**** Rows ****

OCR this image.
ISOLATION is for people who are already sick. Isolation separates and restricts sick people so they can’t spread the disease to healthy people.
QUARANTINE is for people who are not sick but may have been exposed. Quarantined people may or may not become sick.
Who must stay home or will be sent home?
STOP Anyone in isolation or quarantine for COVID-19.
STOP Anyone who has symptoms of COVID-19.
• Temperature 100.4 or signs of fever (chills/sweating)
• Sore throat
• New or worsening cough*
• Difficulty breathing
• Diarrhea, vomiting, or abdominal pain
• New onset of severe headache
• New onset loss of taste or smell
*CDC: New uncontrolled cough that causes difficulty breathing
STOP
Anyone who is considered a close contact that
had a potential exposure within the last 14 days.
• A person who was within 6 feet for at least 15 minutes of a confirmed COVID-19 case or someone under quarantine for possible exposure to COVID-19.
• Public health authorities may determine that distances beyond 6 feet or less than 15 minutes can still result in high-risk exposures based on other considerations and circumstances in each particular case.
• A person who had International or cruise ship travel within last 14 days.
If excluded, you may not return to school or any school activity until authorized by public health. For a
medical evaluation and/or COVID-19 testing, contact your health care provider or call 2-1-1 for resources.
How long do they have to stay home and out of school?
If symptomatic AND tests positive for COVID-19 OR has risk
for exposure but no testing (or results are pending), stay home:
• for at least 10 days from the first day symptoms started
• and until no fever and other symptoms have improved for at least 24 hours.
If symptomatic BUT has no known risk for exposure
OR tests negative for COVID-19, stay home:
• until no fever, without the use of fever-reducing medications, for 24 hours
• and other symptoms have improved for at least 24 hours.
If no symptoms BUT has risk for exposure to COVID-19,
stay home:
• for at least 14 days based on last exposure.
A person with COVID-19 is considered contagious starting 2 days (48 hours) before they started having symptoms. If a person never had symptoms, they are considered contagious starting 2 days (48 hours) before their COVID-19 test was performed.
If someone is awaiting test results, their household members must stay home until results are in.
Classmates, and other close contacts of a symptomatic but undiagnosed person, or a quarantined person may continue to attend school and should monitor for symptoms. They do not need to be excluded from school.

****

Given task:
Above are the records; retype them all without a single difference.

Task output:
OCR this image.
ISOLATION is for people who are already sick. Isolation separates and restricts sick people so they can’t spread the disease to healthy people.
QUARANTINE is for people who are not sick but may have been exposed. Quarantined people may or may not become sick.
Who must stay home or will be sent home?
STOP Anyone in isolation or quarantine for COVID-19.
STOP Anyone who has symptoms of COVID-19.
• Temperature 100.4 or signs of fever (chills/sweating)
• Sore throat
• New or worsening cough*
• Difficulty breathing
• Diarrhea, vomiting, or abdominal pain
• New onset of severe headache
• New onset loss of taste or smell
*CDC: New uncontrolled cough that causes difficulty breathing
STOP
Anyone who is considered a close contact that
had a potential exposure within the last 14 days.
• A person who was within 6 feet for at least 15 minutes of a confirmed COVID-19 case or someone under quarantine for possible exposure to COVID-19.
• Public health authorities may determine that distances beyond 6 feet or less than 15 minutes can still result in high-risk exposures based on other considerations and circumstances in each particular case.
• A person who had International or cruise ship travel within last 14 days.
If excluded, you may not return to school or any school activity until authorized by public health. For a
medical evaluation and/or COVID-19 testing, contact your health care provider or call 2-1-1 for resources.
How long do they have to stay home and out of school?
If symptomatic AND tests positive for COVID-19 OR has risk
for exposure but no testing (or results are pending), stay home:
• for at least 10 days from the first day symptoms started
• and until no fever and other symptoms have improved for at least 24 hours.
If symptomatic BUT has no known risk for exposure
OR tests negative for COVID-19, stay home:
• until no fever, without the use of fever-reducing medications, for 24 hours
• and other symptoms have improved for at least 24 hours.
If no symptoms BUT has risk for exposure to COVID-19,
stay home:
• for at least 14 days based on last exposure.
A person with COVID-19 is considered contagious starting 2 days (48 hours) before they started having symptoms. If a person never had symptoms, they are considered contagious starting 2 days (48 hours) before their COVID-19 test was performed.
If someone is awaiting test results, their household members must stay home until results are in.
Classmates, and other close contacts of a symptomatic but undiagnosed person, or a quarantined person may continue to attend school and should monitor for symptoms. They do not need to be excluded from school.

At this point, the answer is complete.